• _Data records_:
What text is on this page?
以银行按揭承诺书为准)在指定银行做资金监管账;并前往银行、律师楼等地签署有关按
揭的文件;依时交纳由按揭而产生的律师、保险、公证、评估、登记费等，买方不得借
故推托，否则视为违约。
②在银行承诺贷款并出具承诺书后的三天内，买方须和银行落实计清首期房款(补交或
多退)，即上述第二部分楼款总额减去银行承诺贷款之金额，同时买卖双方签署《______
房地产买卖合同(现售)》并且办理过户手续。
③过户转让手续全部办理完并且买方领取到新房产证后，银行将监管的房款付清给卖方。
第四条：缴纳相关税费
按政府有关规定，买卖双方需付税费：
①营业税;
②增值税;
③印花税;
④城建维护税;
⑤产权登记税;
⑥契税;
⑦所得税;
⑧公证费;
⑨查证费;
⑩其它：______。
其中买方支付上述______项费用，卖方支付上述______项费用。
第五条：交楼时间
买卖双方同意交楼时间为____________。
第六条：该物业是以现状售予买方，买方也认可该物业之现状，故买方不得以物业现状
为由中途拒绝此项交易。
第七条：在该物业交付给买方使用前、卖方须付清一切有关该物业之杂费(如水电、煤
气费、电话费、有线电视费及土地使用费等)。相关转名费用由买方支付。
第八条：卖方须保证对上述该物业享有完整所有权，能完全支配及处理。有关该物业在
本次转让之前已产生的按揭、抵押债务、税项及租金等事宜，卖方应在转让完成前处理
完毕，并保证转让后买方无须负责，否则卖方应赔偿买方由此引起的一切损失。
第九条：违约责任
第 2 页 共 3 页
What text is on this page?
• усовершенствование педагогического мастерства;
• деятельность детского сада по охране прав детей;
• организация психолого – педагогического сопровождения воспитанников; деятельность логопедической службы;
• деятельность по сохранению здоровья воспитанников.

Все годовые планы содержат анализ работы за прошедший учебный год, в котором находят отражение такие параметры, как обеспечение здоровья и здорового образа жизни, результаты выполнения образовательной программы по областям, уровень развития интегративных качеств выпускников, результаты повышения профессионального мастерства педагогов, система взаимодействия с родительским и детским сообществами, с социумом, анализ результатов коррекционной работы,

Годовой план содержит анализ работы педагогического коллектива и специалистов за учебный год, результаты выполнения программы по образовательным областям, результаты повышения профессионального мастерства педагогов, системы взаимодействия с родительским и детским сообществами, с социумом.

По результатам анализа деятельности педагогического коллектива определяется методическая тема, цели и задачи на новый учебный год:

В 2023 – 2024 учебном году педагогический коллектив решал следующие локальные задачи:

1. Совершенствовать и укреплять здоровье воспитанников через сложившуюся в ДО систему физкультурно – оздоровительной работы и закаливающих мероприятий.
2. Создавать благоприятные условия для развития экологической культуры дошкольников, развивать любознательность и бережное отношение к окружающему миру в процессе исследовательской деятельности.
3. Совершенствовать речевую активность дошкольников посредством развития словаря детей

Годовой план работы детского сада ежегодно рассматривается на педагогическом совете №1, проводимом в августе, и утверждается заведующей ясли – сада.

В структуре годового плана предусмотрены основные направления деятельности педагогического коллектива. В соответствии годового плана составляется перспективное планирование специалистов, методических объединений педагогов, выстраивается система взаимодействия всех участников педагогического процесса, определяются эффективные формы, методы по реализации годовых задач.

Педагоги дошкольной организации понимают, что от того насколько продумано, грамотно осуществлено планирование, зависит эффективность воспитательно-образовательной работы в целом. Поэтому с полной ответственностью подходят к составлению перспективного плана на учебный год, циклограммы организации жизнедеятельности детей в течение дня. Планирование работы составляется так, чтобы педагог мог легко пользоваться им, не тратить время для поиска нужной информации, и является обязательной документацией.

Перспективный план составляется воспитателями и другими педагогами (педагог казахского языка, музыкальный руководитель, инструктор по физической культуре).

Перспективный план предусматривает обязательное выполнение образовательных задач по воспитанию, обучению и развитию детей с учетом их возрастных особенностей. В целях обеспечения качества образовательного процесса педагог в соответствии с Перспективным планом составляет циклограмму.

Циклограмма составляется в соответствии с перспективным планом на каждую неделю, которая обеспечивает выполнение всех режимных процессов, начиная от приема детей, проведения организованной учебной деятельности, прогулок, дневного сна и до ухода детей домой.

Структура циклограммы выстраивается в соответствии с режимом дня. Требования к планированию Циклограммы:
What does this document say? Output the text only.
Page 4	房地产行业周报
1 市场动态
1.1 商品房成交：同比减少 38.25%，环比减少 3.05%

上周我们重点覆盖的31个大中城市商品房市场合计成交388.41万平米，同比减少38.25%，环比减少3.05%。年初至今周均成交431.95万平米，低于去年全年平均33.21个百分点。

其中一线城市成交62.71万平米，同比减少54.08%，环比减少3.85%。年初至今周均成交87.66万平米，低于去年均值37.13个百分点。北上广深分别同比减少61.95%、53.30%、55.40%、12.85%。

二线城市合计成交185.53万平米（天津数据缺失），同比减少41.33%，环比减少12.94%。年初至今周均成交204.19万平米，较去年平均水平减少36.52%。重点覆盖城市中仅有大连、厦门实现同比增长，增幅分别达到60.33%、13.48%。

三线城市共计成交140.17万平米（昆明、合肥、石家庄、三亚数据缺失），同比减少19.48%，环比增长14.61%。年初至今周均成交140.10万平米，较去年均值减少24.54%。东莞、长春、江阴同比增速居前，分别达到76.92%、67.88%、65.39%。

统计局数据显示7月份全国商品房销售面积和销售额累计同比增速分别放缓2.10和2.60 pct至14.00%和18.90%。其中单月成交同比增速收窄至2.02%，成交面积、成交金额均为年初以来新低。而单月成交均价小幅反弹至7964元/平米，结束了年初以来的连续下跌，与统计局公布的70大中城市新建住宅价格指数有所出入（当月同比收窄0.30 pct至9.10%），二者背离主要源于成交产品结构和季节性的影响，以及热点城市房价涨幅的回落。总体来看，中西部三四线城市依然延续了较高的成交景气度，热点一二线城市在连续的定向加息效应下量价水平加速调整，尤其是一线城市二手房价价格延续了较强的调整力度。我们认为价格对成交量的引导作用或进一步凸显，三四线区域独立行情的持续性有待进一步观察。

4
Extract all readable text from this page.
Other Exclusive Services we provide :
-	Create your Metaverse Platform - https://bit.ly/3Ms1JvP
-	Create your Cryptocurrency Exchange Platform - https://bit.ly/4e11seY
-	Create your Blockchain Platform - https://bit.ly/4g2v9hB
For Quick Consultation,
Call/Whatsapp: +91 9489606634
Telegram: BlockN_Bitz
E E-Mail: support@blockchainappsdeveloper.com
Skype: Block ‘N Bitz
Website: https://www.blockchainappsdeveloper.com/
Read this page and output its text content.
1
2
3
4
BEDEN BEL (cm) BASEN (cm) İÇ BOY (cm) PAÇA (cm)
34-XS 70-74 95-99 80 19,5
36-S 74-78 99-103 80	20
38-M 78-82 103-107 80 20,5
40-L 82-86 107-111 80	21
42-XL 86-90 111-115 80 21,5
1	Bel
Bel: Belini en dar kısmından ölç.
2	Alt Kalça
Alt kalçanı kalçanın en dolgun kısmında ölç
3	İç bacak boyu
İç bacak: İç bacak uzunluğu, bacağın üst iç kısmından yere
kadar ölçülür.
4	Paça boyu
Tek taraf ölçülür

• _Task statement_:
Look above for the line that holds "Read this page and output its text content.", then copy it and each line after it exactly, through the last line of the data.

• _Correct result_:
Read this page and output its text content.
1
2
3
4
BEDEN BEL (cm) BASEN (cm) İÇ BOY (cm) PAÇA (cm)
34-XS 70-74 95-99 80 19,5
36-S 74-78 99-103 80	20
38-M 78-82 103-107 80 20,5
40-L 82-86 107-111 80	21
42-XL 86-90 111-115 80 21,5
1	Bel
Bel: Belini en dar kısmından ölç.
2	Alt Kalça
Alt kalçanı kalçanın en dolgun kısmında ölç
3	İç bacak boyu
İç bacak: İç bacak uzunluğu, bacağın üst iç kısmından yere
kadar ölçülür.
4	Paça boyu
Tek taraf ölçülür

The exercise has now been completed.